## Requirements
Gather every line of the entries that includes the word "name".

## Records for this task
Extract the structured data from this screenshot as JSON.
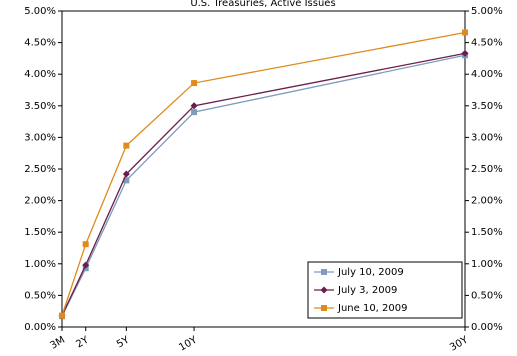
{
  "chart_data": {
    "type": "line",
    "title": "U.S. Treasuries, Active Issues",
    "x": [
      0.25,
      2,
      5,
      10,
      30
    ],
    "xlim": [
      0.25,
      30
    ],
    "xticks": [
      {
        "value": 0.25,
        "label": "3M"
      },
      {
        "value": 2,
        "label": "2Y"
      },
      {
        "value": 5,
        "label": "5Y"
      },
      {
        "value": 10,
        "label": "10Y"
      },
      {
        "value": 30,
        "label": "30Y"
      }
    ],
    "ylim": [
      0,
      5
    ],
    "yticks": [
      {
        "value": 0,
        "label": "0.00%"
      },
      {
        "value": 0.5,
        "label": "0.50%"
      },
      {
        "value": 1,
        "label": "1.00%"
      },
      {
        "value": 1.5,
        "label": "1.50%"
      },
      {
        "value": 2,
        "label": "2.00%"
      },
      {
        "value": 2.5,
        "label": "2.50%"
      },
      {
        "value": 3,
        "label": "3.00%"
      },
      {
        "value": 3.5,
        "label": "3.50%"
      },
      {
        "value": 4,
        "label": "4.00%"
      },
      {
        "value": 4.5,
        "label": "4.50%"
      },
      {
        "value": 5,
        "label": "5.00%"
      }
    ],
    "legend": "bottom-right",
    "series": [
      {
        "name": "July 10, 2009",
        "color": "#7f9bbd",
        "marker": "square",
        "values": [
          0.17,
          0.93,
          2.32,
          3.4,
          4.3
        ]
      },
      {
        "name": "July 3, 2009",
        "color": "#6b1d4b",
        "marker": "diamond",
        "values": [
          0.18,
          0.98,
          2.42,
          3.5,
          4.33
        ]
      },
      {
        "name": "June 10, 2009",
        "color": "#e08a1c",
        "marker": "square",
        "values": [
          0.18,
          1.31,
          2.87,
          3.86,
          4.66
        ]
      }
    ]
  }
}
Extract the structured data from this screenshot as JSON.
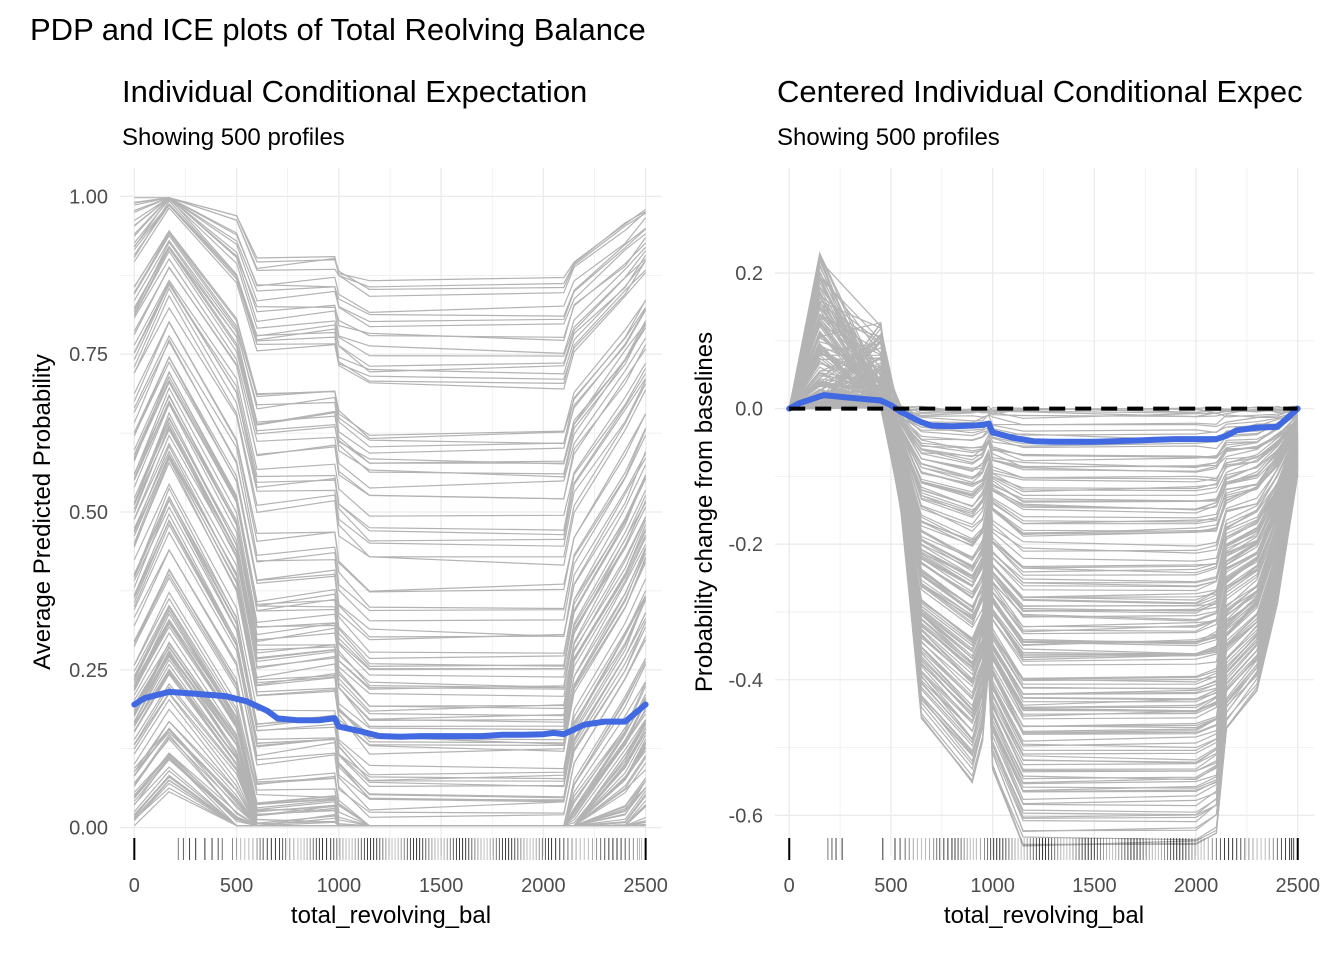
{
  "title": "PDP and ICE plots of Total Reolving Balance",
  "colors": {
    "ice_line": "#b3b3b3",
    "pdp_line": "#4169e1",
    "baseline": "#000000",
    "grid": "#ebebeb",
    "rug": "#000000"
  },
  "chart_data": [
    {
      "type": "line",
      "title": "Individual Conditional Expectation",
      "subtitle": "Showing 500 profiles",
      "xlabel": "total_revolving_bal",
      "ylabel": "Average Predicted Probability",
      "xlim": [
        -70,
        2580
      ],
      "ylim": [
        -0.045,
        1.045
      ],
      "x_ticks": [
        0,
        500,
        1000,
        1500,
        2000,
        2500
      ],
      "x_tick_labels": [
        "0",
        "500",
        "1000",
        "1500",
        "2000",
        "2500"
      ],
      "y_ticks": [
        0,
        0.25,
        0.5,
        0.75,
        1.0
      ],
      "y_tick_labels": [
        "0.00",
        "0.25",
        "0.50",
        "0.75",
        "1.00"
      ],
      "grid": true,
      "legend": "none",
      "ice_profiles": 500,
      "ice_base_x": [
        0,
        170,
        500,
        600,
        980,
        1000,
        1150,
        2100,
        2150,
        2400,
        2500
      ],
      "ice_base_y": [
        0.55,
        0.68,
        0.48,
        0.31,
        0.32,
        0.27,
        0.22,
        0.22,
        0.31,
        0.45,
        0.52
      ],
      "series": [
        {
          "name": "PDP",
          "x": [
            0,
            50,
            170,
            300,
            450,
            550,
            650,
            700,
            800,
            900,
            950,
            980,
            1000,
            1100,
            1200,
            1300,
            1400,
            1500,
            1600,
            1700,
            1800,
            1900,
            2000,
            2050,
            2100,
            2200,
            2300,
            2400,
            2500
          ],
          "y": [
            0.195,
            0.205,
            0.215,
            0.212,
            0.208,
            0.2,
            0.185,
            0.173,
            0.17,
            0.17,
            0.172,
            0.173,
            0.16,
            0.153,
            0.145,
            0.144,
            0.145,
            0.145,
            0.145,
            0.145,
            0.147,
            0.147,
            0.148,
            0.15,
            0.148,
            0.163,
            0.168,
            0.168,
            0.195
          ]
        }
      ],
      "rug_x": [
        215,
        240,
        270,
        300,
        345,
        380,
        410,
        430,
        480,
        500,
        520,
        540,
        560,
        580,
        600,
        615,
        630,
        650,
        670,
        690,
        710,
        725,
        740,
        760,
        780,
        800,
        815,
        830,
        845,
        860,
        875,
        890,
        905,
        920,
        940,
        960,
        975,
        990,
        1005,
        1020,
        1035,
        1050,
        1065,
        1080,
        1095,
        1110,
        1125,
        1140,
        1155,
        1170,
        1185,
        1200,
        1215,
        1230,
        1245,
        1260,
        1275,
        1290,
        1305,
        1320,
        1335,
        1350,
        1365,
        1380,
        1395,
        1410,
        1425,
        1440,
        1455,
        1470,
        1485,
        1500,
        1515,
        1530,
        1545,
        1560,
        1575,
        1590,
        1605,
        1620,
        1635,
        1650,
        1665,
        1680,
        1695,
        1710,
        1725,
        1740,
        1755,
        1770,
        1785,
        1800,
        1815,
        1830,
        1845,
        1860,
        1875,
        1890,
        1905,
        1920,
        1935,
        1950,
        1965,
        1980,
        1995,
        2010,
        2025,
        2040,
        2060,
        2080,
        2100,
        2120,
        2140,
        2160,
        2180,
        2200,
        2220,
        2240,
        2260,
        2280,
        2300,
        2320,
        2340,
        2360,
        2380,
        2400,
        2420,
        2440,
        2460,
        2470,
        2480
      ]
    },
    {
      "type": "line",
      "title": "Centered Individual Conditional Expec",
      "subtitle": "Showing 500 profiles",
      "xlabel": "total_revolving_bal",
      "ylabel": "Probability change from baselines",
      "xlim": [
        -70,
        2580
      ],
      "ylim": [
        -0.66,
        0.355
      ],
      "x_ticks": [
        0,
        500,
        1000,
        1500,
        2000,
        2500
      ],
      "x_tick_labels": [
        "0",
        "500",
        "1000",
        "1500",
        "2000",
        "2500"
      ],
      "y_ticks": [
        -0.6,
        -0.4,
        -0.2,
        0.0,
        0.2
      ],
      "y_tick_labels": [
        "-0.6",
        "-0.4",
        "-0.2",
        "0.0",
        "0.2"
      ],
      "grid": true,
      "legend": "none",
      "ice_profiles": 500,
      "ice_base_x": [
        0,
        150,
        450,
        550,
        650,
        900,
        950,
        980,
        1000,
        1150,
        2000,
        2100,
        2150,
        2300,
        2400,
        2500
      ],
      "ice_base_y": [
        0.0,
        0.03,
        0.01,
        -0.08,
        -0.24,
        -0.29,
        -0.26,
        -0.2,
        -0.28,
        -0.34,
        -0.34,
        -0.33,
        -0.25,
        -0.22,
        -0.15,
        -0.05
      ],
      "series": [
        {
          "name": "PDP",
          "x": [
            0,
            50,
            170,
            300,
            450,
            500,
            550,
            650,
            700,
            800,
            900,
            950,
            980,
            1000,
            1100,
            1200,
            1300,
            1400,
            1500,
            1600,
            1700,
            1800,
            1900,
            2000,
            2050,
            2100,
            2150,
            2200,
            2300,
            2400,
            2500
          ],
          "y": [
            0.0,
            0.008,
            0.02,
            0.016,
            0.012,
            0.005,
            -0.005,
            -0.02,
            -0.025,
            -0.026,
            -0.025,
            -0.024,
            -0.022,
            -0.035,
            -0.043,
            -0.048,
            -0.049,
            -0.049,
            -0.049,
            -0.048,
            -0.047,
            -0.046,
            -0.045,
            -0.045,
            -0.045,
            -0.045,
            -0.04,
            -0.032,
            -0.028,
            -0.027,
            0.0
          ]
        },
        {
          "name": "baseline",
          "x": [
            0,
            2500
          ],
          "y": [
            0.0,
            0.0
          ]
        }
      ],
      "rug_x": [
        190,
        210,
        230,
        260,
        460,
        520,
        545,
        570,
        590,
        610,
        630,
        650,
        670,
        690,
        710,
        725,
        740,
        760,
        780,
        800,
        815,
        830,
        845,
        860,
        875,
        890,
        905,
        920,
        940,
        960,
        975,
        990,
        1005,
        1020,
        1035,
        1050,
        1065,
        1080,
        1095,
        1110,
        1125,
        1140,
        1155,
        1170,
        1185,
        1200,
        1215,
        1230,
        1245,
        1260,
        1275,
        1290,
        1305,
        1320,
        1335,
        1350,
        1365,
        1380,
        1395,
        1410,
        1425,
        1440,
        1455,
        1470,
        1485,
        1500,
        1515,
        1530,
        1545,
        1560,
        1575,
        1590,
        1605,
        1620,
        1635,
        1650,
        1665,
        1680,
        1695,
        1710,
        1725,
        1740,
        1755,
        1770,
        1785,
        1800,
        1815,
        1830,
        1845,
        1860,
        1875,
        1890,
        1905,
        1920,
        1935,
        1950,
        1965,
        1980,
        1995,
        2010,
        2025,
        2040,
        2060,
        2080,
        2100,
        2120,
        2140,
        2160,
        2180,
        2200,
        2220,
        2240,
        2260,
        2280,
        2300,
        2320,
        2340,
        2360,
        2380,
        2400,
        2420,
        2440,
        2460,
        2470,
        2480
      ]
    }
  ]
}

## Final result
        "name": "July 10, 2009",
        "name": "July 3, 2009",
        "name": "June 10, 2009",
          "name": "PDP",
          "name": "PDP",
          "name": "baseline",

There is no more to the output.